— Start —

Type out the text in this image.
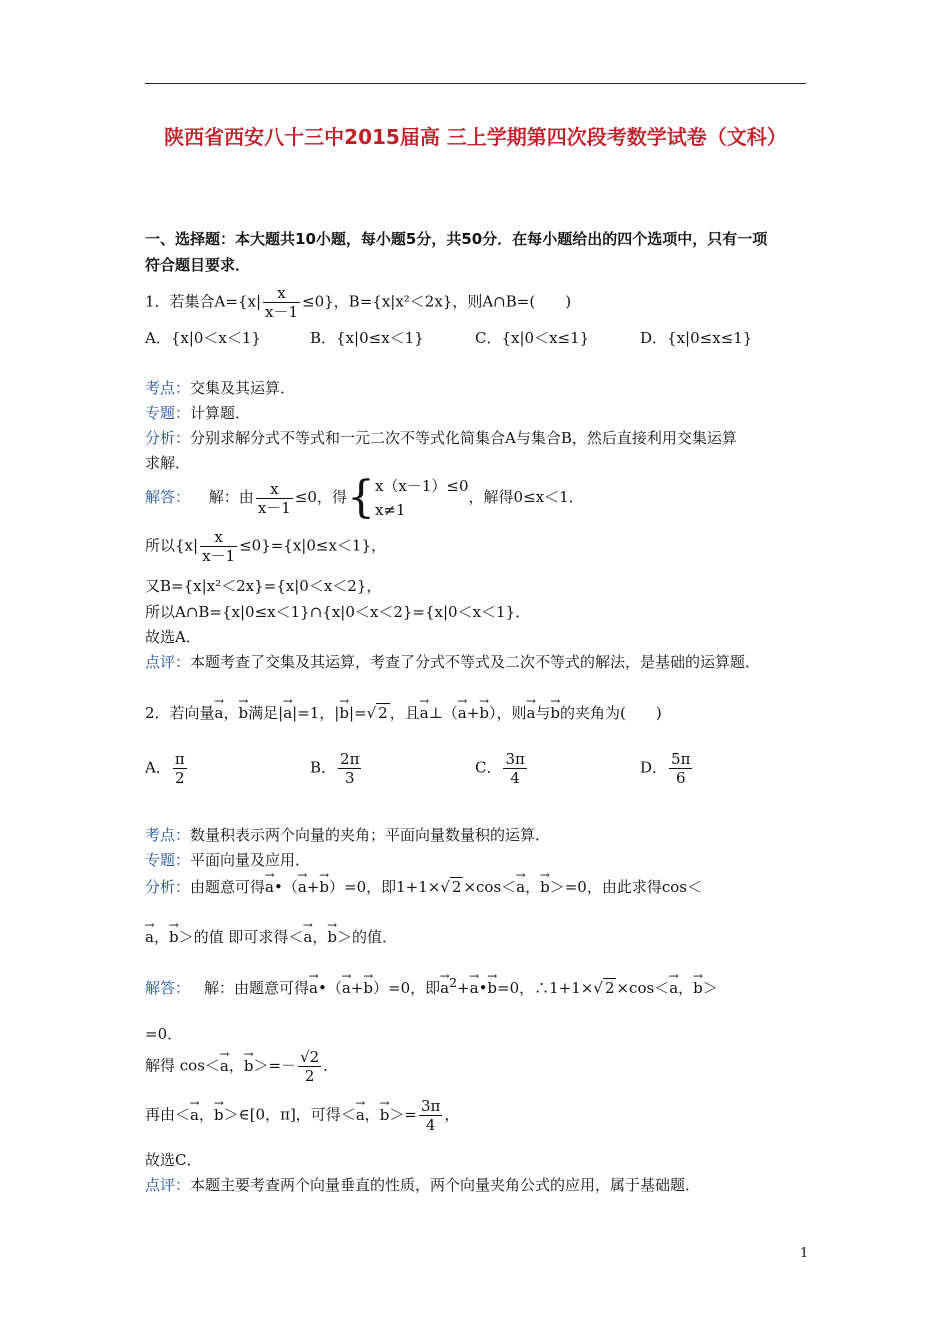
陕西省西安八十三中2015届高 三上学期第四次段考数学试卷（文科）
一、选择题：本大题共10小题，每小题5分，共50分．在每小题给出的四个选项中，只有一项
符合题目要求．
1．若集合$A=\{x| \frac{x}{x-1} \le 0\}$，B={x|x²＜2x}，则A∩B=(　　)
A．{x|0＜x＜1}	B．{x|0≤x＜1}	C．{x|0＜x≤1}	D．{x|0≤x≤1}
考点：交集及其运算．
专题：计算题．
分析：分别求解分式不等式和一元二次不等式化简集合A与集合B，然后直接利用交集运算
求解．
解答： 解：由 $\frac{x}{x-1} \le 0$，得{ x（x－1）≤0
x≠1
，解得0≤x＜1．
所以$\{x| \frac{x}{x-1} \le 0\}=\{x|0\le x<1\}$，
又B={x|x²＜2x}={x|0＜x＜2}，
所以A∩B={x|0≤x＜1}∩{x|0＜x＜2}={x|0＜x＜1}．
故选A．
点评：本题考查了交集及其运算，考查了分式不等式及二次不等式的解法，是基础的运算题．
2．若向量→ a，→ b满足|→ a|=1，|→ b|=√ 2 ，且→ a⊥（→ a+→ b），则→ a与→ b的夹角为(　　)
A． $\frac{\pi}{2}$	B． $\frac{2\pi}{3}$	C． $\frac{3\pi}{4}$	D． $\frac{5\pi}{6}$
考点：数量积表示两个向量的夹角；平面向量数量积的运算．
专题：平面向量及应用．
分析：由题意可得→ a•（→ a+→ b）=0，即1+1×√ 2 ×cos＜→ a，→ b＞=0，由此求得cos＜
→ a，→ b＞的值 即可求得＜→ a，→ b＞的值．
解答： 解：由题意可得→ a•（→ a+→ b）=0，即→ $a^2+\to$ a•→ b=0，∴1+1×√ 2 ×cos＜→ a，→ b＞
=0．
解得 cos＜→ a，→ $b>=- \frac{√2}{2}$ ．
再由＜→ a，→ b＞∈[0，π]，可得＜→ a，→ $b>= \frac{3\pi}{4}$ ，
故选C．
点评：本题主要考查两个向量垂直的性质，两个向量夹角公式的应用，属于基础题．
1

— End —

Exercise: The records above are to be quoted exactly, with all pictures left out.

Result for this task:
Type out the text in this image.
陕西省西安八十三中2015届高 三上学期第四次段考数学试卷（文科）
一、选择题：本大题共10小题，每小题5分，共50分．在每小题给出的四个选项中，只有一项
符合题目要求．
1．若集合$A=\{x| \frac{x}{x-1} \le 0\}$，B={x|x²＜2x}，则A∩B=(　　)
A．{x|0＜x＜1}	B．{x|0≤x＜1}	C．{x|0＜x≤1}	D．{x|0≤x≤1}
考点：交集及其运算．
专题：计算题．
分析：分别求解分式不等式和一元二次不等式化简集合A与集合B，然后直接利用交集运算
求解．
解答： 解：由 $\frac{x}{x-1} \le 0$，得{ x（x－1）≤0
x≠1
，解得0≤x＜1．
所以$\{x| \frac{x}{x-1} \le 0\}=\{x|0\le x<1\}$，
又B={x|x²＜2x}={x|0＜x＜2}，
所以A∩B={x|0≤x＜1}∩{x|0＜x＜2}={x|0＜x＜1}．
故选A．
点评：本题考查了交集及其运算，考查了分式不等式及二次不等式的解法，是基础的运算题．
2．若向量→ a，→ b满足|→ a|=1，|→ b|=√ 2 ，且→ a⊥（→ a+→ b），则→ a与→ b的夹角为(　　)
A． $\frac{\pi}{2}$	B． $\frac{2\pi}{3}$	C． $\frac{3\pi}{4}$	D． $\frac{5\pi}{6}$
考点：数量积表示两个向量的夹角；平面向量数量积的运算．
专题：平面向量及应用．
分析：由题意可得→ a•（→ a+→ b）=0，即1+1×√ 2 ×cos＜→ a，→ b＞=0，由此求得cos＜
→ a，→ b＞的值 即可求得＜→ a，→ b＞的值．
解答： 解：由题意可得→ a•（→ a+→ b）=0，即→ $a^2+\to$ a•→ b=0，∴1+1×√ 2 ×cos＜→ a，→ b＞
=0．
解得 cos＜→ a，→ $b>=- \frac{√2}{2}$ ．
再由＜→ a，→ b＞∈[0，π]，可得＜→ a，→ $b>= \frac{3\pi}{4}$ ，
故选C．
点评：本题主要考查两个向量垂直的性质，两个向量夹角公式的应用，属于基础题．
1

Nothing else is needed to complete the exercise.